Lines of data:
=====
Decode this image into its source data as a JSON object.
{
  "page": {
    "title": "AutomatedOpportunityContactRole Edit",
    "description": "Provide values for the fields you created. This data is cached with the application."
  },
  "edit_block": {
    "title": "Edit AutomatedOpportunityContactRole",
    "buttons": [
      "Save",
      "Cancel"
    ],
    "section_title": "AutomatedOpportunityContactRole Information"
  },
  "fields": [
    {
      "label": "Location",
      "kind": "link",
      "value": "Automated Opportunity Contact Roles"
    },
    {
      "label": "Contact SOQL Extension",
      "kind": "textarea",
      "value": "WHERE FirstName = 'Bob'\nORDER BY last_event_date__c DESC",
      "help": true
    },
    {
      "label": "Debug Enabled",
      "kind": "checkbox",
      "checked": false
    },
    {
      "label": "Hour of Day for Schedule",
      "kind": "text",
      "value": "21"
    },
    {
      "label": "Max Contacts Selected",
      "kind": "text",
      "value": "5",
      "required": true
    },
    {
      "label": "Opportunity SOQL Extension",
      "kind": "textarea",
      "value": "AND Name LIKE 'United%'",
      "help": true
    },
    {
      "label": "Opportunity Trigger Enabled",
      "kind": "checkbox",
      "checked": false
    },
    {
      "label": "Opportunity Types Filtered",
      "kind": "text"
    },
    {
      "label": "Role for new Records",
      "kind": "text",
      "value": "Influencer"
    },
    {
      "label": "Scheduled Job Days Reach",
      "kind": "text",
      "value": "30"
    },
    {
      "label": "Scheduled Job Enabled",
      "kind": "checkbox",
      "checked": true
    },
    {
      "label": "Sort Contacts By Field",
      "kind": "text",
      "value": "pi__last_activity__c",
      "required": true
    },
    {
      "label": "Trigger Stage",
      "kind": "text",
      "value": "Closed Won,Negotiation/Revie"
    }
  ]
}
=====
## AIM
Your answer should be one number: how many lines in the material above contain the string "SOQL".

## CORRECT RESPONSE
2